TEXT BLOCK -
╔══
# MTA alters ticket expiration policy



## WinNix (Jul 24, 2012)

Starting Sept 4th, the expiration timeline for MTA tickets goes from 2 weeks to 2 months.

http://www.nbcnewyork.com/news/local/MTA-Revises-Ticket-Validity-Policy-LIRR-Metro-North-163408996.html

http://www.lohud.com/article/20120723/NEWS/307230063/After-service-expansion-Metro-North-extends-ticket-expiration-dates?nclick_check=1

http://www.ny1.com/content/news_beats/transit/165321/mta-extends-ticket-validity-window-on-lirr--metro-north

It should never have been 2 weeks to begin with. While I am very glad they made it 2 months, they also made sure they whine about having to do it by lying about it costing them $6 million.


----------



## Anderson (Jul 27, 2012)

WinNix said:


> Starting Sept 4th, the expiration timeline for MTA tickets goes from 2 weeks to 2 months.
> 
> http://www.nbcnewyor...-163408996.html
> 
> ...


Actually, I can believe that it would cost them that much. Why? Because up until now, they were able to "cash out" unearned revenue on those tickets and force the users to buy a replacement. _With that said_, they shouldn't have been getting that cash-out in the first place...


----------



## AlanB (Jul 27, 2012)

Anderson,

I don't believe that's what they're talking about.

I'm pretty sure that they're referring to the fact that tickets go uncollected and the rider then uses that ticket for a second free ride. I can personally attest to the fact that this happens a lot on the LIRR. I board at Woodside most times when I'm heading to NYP; sometimes I do the subway. I cannot count the number of times that a conductor never comes by to collect my ticket.

I have tickets sitting around here that went unused and date back for years. In fact, a quick check of my wallet shows that I've still got a ticket in there from May 13th, 2011 that was never lifted and I've yet to add to my collection.


----------



## Anderson (Jul 28, 2012)

AlanB said:


> Anderson,
> 
> I don't believe that's what they're talking about.
> 
> ...


Alan,

That's actually a fair point, and I really hadn't thought of that angle. Then again, I'm so used to looking at wacky angles like the one I raised that...well, it never occurred to me that the LIRR didn't use a validation system.
╚══
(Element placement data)
╔══
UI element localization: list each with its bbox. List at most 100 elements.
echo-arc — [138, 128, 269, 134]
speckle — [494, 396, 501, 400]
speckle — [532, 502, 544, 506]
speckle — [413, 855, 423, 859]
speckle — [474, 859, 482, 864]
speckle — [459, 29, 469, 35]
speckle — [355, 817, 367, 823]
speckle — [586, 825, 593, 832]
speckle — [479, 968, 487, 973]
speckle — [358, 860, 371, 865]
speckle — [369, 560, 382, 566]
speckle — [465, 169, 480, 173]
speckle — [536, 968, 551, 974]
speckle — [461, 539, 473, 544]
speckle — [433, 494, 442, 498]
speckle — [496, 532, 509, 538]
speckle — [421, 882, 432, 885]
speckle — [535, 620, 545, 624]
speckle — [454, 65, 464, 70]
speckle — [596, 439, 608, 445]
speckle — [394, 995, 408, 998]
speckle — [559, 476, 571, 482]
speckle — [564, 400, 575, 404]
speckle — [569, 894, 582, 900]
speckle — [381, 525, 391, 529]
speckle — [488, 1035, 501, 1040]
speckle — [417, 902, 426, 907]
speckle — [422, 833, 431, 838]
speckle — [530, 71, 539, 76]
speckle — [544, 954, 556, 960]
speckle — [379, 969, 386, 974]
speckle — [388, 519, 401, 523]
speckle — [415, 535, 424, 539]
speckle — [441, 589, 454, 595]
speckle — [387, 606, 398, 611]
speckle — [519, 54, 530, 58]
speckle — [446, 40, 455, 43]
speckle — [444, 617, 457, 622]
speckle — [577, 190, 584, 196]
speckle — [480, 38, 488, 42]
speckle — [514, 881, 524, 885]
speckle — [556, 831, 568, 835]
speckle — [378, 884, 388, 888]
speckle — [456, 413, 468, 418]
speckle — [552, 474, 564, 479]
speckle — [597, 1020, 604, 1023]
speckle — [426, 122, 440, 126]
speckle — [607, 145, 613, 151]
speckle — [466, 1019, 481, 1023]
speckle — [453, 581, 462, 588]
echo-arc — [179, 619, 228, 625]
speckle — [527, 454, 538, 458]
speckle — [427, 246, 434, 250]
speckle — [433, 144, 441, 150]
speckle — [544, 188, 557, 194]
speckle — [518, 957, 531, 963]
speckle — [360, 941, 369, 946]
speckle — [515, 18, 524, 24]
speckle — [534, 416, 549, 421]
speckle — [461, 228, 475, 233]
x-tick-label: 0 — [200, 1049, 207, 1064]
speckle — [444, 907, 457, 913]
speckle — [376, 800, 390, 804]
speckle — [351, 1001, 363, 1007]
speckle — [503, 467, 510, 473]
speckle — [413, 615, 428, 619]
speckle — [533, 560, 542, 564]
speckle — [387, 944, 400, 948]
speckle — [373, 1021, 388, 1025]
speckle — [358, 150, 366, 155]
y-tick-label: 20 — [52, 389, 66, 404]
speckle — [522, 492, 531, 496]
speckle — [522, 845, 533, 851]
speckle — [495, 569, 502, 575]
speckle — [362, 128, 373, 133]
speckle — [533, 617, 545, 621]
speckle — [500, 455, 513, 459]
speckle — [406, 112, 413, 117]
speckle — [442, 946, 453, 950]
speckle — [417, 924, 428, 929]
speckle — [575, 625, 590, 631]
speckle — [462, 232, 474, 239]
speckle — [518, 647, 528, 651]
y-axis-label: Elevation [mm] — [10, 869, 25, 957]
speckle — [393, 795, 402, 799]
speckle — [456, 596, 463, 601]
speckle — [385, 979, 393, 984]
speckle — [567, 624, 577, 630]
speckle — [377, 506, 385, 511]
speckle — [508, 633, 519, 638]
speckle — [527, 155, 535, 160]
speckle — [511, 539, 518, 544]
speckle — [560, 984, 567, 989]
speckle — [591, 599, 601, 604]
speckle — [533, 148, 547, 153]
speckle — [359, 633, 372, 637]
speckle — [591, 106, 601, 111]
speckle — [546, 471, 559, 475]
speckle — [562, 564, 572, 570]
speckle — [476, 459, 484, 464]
╚══
OBJECTIVES -
1. Rewrite the records from the start through the line containing "x-tick-label: 0 — [200, 1049, 207, 1064]", swapping "echo-arc" for "echo-band" and changing nothing else.
2. Continue the forum thread about the MTA ticket expiration policy from its last post.
The forum thread and the records have no connection to each other.

TASK-BY-TASK ANSWERS -
1.
UI element localization: list each with its bbox. List at most 100 elements.
echo-band — [138, 128, 269, 134]
speckle — [494, 396, 501, 400]
speckle — [532, 502, 544, 506]
speckle — [413, 855, 423, 859]
speckle — [474, 859, 482, 864]
speckle — [459, 29, 469, 35]
speckle — [355, 817, 367, 823]
speckle — [586, 825, 593, 832]
speckle — [479, 968, 487, 973]
speckle — [358, 860, 371, 865]
speckle — [369, 560, 382, 566]
speckle — [465, 169, 480, 173]
speckle — [536, 968, 551, 974]
speckle — [461, 539, 473, 544]
speckle — [433, 494, 442, 498]
speckle — [496, 532, 509, 538]
speckle — [421, 882, 432, 885]
speckle — [535, 620, 545, 624]
speckle — [454, 65, 464, 70]
speckle — [596, 439, 608, 445]
speckle — [394, 995, 408, 998]
speckle — [559, 476, 571, 482]
speckle — [564, 400, 575, 404]
speckle — [569, 894, 582, 900]
speckle — [381, 525, 391, 529]
speckle — [488, 1035, 501, 1040]
speckle — [417, 902, 426, 907]
speckle — [422, 833, 431, 838]
speckle — [530, 71, 539, 76]
speckle — [544, 954, 556, 960]
speckle — [379, 969, 386, 974]
speckle — [388, 519, 401, 523]
speckle — [415, 535, 424, 539]
speckle — [441, 589, 454, 595]
speckle — [387, 606, 398, 611]
speckle — [519, 54, 530, 58]
speckle — [446, 40, 455, 43]
speckle — [444, 617, 457, 622]
speckle — [577, 190, 584, 196]
speckle — [480, 38, 488, 42]
speckle — [514, 881, 524, 885]
speckle — [556, 831, 568, 835]
speckle — [378, 884, 388, 888]
speckle — [456, 413, 468, 418]
speckle — [552, 474, 564, 479]
speckle — [597, 1020, 604, 1023]
speckle — [426, 122, 440, 126]
speckle — [607, 145, 613, 151]
speckle — [466, 1019, 481, 1023]
speckle — [453, 581, 462, 588]
echo-band — [179, 619, 228, 625]
speckle — [527, 454, 538, 458]
speckle — [427, 246, 434, 250]
speckle — [433, 144, 441, 150]
speckle — [544, 188, 557, 194]
speckle — [518, 957, 531, 963]
speckle — [360, 941, 369, 946]
speckle — [515, 18, 524, 24]
speckle — [534, 416, 549, 421]
speckle — [461, 228, 475, 233]
x-tick-label: 0 — [200, 1049, 207, 1064]

2.
----------



## jerichowhiskey (Jul 28, 2012)

AlanB said:


> I'm pretty sure that they're referring to the fact that tickets go uncollected and the rider then uses that ticket for a second free ride. I can personally attest to the fact that this happens a lot on the LIRR. I board at Woodside most times when I'm heading to NYP; sometimes I do the subway. I cannot count the number of times that a conductor never comes by to collect my ticket.


 I've had this happen sometimes when I took the train home from Stony Brook especially when it was crowded with other students. If they didn't punch my ten-tripper, I could get off at Jamaica, take the E home, and save the ride for a trip back out there.


----------



## WinNix (Aug 3, 2012)

I think it is fair to say both situations mentioned can and do happen. Because I only have personal experience with my unused ticket expiring, I am clearly bias towards that situation. However, it is likely impossible to guess how often each situation happened compared to the other.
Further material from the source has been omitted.